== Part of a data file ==

-*-*-

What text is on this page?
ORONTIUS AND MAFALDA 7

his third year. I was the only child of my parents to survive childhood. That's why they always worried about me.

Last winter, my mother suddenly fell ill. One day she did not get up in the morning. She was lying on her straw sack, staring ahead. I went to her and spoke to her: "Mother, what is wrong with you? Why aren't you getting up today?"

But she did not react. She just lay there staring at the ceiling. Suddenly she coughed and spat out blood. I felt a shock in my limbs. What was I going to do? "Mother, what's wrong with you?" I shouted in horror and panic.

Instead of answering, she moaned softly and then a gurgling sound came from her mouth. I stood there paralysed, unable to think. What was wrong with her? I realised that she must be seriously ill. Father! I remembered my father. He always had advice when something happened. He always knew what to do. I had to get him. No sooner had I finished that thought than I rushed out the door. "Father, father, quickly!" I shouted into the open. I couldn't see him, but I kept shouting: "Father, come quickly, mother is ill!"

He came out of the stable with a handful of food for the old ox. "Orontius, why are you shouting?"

-*-*-

== Task directions ==
From the records above, work out how many lines contain the string "there". Give only the number.

== Output for this task ==
2